Segment Open

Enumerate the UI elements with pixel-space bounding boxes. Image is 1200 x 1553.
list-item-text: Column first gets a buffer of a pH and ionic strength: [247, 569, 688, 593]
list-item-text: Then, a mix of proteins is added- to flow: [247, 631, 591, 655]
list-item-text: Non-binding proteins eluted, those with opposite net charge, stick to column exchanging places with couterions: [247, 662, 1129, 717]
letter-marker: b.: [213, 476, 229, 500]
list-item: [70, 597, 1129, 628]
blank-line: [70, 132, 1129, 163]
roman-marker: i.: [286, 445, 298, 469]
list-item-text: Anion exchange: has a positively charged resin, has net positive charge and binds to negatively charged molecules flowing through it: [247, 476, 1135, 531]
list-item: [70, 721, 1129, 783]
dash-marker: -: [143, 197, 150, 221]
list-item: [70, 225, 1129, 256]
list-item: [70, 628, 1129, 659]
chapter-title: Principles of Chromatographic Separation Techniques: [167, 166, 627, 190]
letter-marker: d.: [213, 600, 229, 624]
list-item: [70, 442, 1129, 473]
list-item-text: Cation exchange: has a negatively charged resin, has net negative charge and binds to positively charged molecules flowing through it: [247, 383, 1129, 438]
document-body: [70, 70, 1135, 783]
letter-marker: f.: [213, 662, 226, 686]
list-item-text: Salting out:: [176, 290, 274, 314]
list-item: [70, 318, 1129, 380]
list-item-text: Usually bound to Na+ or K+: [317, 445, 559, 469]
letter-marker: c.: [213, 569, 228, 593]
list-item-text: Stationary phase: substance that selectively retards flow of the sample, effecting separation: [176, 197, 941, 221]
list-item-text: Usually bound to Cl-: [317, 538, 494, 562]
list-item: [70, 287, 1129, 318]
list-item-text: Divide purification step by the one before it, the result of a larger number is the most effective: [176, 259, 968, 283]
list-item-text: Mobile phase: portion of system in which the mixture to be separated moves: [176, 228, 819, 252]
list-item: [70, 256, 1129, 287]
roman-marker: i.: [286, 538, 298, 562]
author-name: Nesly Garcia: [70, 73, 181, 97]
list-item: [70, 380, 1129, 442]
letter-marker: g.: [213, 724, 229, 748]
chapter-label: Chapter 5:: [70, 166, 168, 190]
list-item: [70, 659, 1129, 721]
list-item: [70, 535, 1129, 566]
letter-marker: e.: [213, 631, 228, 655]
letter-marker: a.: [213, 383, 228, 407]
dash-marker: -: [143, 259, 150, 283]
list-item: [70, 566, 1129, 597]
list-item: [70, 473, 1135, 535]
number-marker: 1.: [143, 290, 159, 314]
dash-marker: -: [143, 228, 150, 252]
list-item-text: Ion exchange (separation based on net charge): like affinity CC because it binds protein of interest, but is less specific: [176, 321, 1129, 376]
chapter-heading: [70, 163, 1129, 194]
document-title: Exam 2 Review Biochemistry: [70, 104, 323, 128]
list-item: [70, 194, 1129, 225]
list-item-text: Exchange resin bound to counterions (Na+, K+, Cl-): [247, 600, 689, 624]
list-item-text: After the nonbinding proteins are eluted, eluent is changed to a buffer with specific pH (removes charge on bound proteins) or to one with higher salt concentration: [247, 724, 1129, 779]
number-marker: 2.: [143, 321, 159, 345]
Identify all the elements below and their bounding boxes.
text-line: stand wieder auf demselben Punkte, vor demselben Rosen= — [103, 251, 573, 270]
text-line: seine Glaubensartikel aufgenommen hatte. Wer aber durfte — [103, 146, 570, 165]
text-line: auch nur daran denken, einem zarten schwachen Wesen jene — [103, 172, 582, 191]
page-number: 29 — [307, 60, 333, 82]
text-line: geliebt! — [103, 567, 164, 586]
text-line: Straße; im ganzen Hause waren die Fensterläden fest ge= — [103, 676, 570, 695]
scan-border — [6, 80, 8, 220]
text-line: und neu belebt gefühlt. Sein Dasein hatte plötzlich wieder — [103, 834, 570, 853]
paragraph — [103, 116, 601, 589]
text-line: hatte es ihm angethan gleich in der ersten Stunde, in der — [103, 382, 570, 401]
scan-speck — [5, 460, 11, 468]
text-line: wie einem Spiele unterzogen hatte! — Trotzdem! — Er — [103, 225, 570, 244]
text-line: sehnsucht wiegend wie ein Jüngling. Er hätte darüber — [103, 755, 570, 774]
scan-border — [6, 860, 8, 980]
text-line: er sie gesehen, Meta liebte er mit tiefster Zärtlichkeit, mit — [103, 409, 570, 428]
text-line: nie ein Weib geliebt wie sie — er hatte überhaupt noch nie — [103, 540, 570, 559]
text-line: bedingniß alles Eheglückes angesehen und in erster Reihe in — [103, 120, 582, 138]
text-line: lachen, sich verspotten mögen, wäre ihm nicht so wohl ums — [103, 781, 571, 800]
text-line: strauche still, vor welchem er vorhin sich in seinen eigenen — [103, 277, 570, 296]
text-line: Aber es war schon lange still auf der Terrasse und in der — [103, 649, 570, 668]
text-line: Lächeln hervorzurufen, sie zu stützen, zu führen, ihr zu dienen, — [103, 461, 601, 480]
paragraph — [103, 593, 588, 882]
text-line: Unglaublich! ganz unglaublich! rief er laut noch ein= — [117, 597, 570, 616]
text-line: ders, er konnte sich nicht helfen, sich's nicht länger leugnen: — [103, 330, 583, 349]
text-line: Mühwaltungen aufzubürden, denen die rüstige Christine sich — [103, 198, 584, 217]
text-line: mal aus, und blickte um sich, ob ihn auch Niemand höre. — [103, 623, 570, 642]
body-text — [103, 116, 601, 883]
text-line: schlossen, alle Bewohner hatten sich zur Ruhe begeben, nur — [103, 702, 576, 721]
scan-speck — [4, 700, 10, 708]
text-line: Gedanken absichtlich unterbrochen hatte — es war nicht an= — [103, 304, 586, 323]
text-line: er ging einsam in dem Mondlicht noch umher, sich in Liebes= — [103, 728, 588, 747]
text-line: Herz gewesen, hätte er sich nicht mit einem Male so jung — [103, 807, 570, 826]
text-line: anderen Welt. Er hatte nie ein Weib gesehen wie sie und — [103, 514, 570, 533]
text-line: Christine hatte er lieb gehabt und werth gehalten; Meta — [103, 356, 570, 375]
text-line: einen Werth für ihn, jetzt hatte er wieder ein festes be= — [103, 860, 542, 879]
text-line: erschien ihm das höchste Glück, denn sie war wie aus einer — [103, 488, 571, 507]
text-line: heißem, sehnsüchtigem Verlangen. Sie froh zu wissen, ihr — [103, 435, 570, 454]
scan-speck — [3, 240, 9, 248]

Segment Closed

** What you will do **
Search the entries for "boxes" and copy each matching line.

** Response to the exercise **
Enumerate the UI elements with pixel-space bounding boxes. Image is 1200 x 1553.
Identify all the elements below and their bounding boxes.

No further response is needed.